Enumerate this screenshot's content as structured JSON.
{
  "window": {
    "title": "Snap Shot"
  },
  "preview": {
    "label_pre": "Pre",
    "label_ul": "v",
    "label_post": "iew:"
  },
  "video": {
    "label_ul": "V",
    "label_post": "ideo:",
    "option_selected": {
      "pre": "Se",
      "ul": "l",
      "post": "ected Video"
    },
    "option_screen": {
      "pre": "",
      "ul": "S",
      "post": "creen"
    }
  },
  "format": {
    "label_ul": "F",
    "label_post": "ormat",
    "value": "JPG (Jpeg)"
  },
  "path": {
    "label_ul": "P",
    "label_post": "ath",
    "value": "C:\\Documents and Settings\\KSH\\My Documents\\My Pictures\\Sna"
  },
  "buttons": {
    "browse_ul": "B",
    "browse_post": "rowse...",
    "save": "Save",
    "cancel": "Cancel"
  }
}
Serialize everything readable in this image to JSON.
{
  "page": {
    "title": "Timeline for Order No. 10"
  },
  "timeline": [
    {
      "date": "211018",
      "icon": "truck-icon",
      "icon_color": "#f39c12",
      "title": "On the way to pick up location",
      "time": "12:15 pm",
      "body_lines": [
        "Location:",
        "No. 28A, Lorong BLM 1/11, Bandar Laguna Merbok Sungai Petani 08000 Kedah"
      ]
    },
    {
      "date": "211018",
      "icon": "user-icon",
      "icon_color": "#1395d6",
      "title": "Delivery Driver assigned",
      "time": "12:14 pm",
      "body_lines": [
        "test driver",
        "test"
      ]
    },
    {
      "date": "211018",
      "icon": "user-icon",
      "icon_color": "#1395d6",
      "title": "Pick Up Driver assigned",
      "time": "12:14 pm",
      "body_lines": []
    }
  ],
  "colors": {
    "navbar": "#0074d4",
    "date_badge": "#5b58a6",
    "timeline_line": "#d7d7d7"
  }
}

■ ■ ■ ■ ■

» WHAT NEEDS TO BE DONE: Write out every entry exactly as given.

» WRITTEN RESPONSE:
Enumerate this screenshot's content as structured JSON.
{
  "window": {
    "title": "Snap Shot"
  },
  "preview": {
    "label_pre": "Pre",
    "label_ul": "v",
    "label_post": "iew:"
  },
  "video": {
    "label_ul": "V",
    "label_post": "ideo:",
    "option_selected": {
      "pre": "Se",
      "ul": "l",
      "post": "ected Video"
    },
    "option_screen": {
      "pre": "",
      "ul": "S",
      "post": "creen"
    }
  },
  "format": {
    "label_ul": "F",
    "label_post": "ormat",
    "value": "JPG (Jpeg)"
  },
  "path": {
    "label_ul": "P",
    "label_post": "ath",
    "value": "C:\\Documents and Settings\\KSH\\My Documents\\My Pictures\\Sna"
  },
  "buttons": {
    "browse_ul": "B",
    "browse_post": "rowse...",
    "save": "Save",
    "cancel": "Cancel"
  }
}
Serialize everything readable in this image to JSON.
{
  "page": {
    "title": "Timeline for Order No. 10"
  },
  "timeline": [
    {
      "date": "211018",
      "icon": "truck-icon",
      "icon_color": "#f39c12",
      "title": "On the way to pick up location",
      "time": "12:15 pm",
      "body_lines": [
        "Location:",
        "No. 28A, Lorong BLM 1/11, Bandar Laguna Merbok Sungai Petani 08000 Kedah"
      ]
    },
    {
      "date": "211018",
      "icon": "user-icon",
      "icon_color": "#1395d6",
      "title": "Delivery Driver assigned",
      "time": "12:14 pm",
      "body_lines": [
        "test driver",
        "test"
      ]
    },
    {
      "date": "211018",
      "icon": "user-icon",
      "icon_color": "#1395d6",
      "title": "Pick Up Driver assigned",
      "time": "12:14 pm",
      "body_lines": []
    }
  ],
  "colors": {
    "navbar": "#0074d4",
    "date_badge": "#5b58a6",
    "timeline_line": "#d7d7d7"
  }
}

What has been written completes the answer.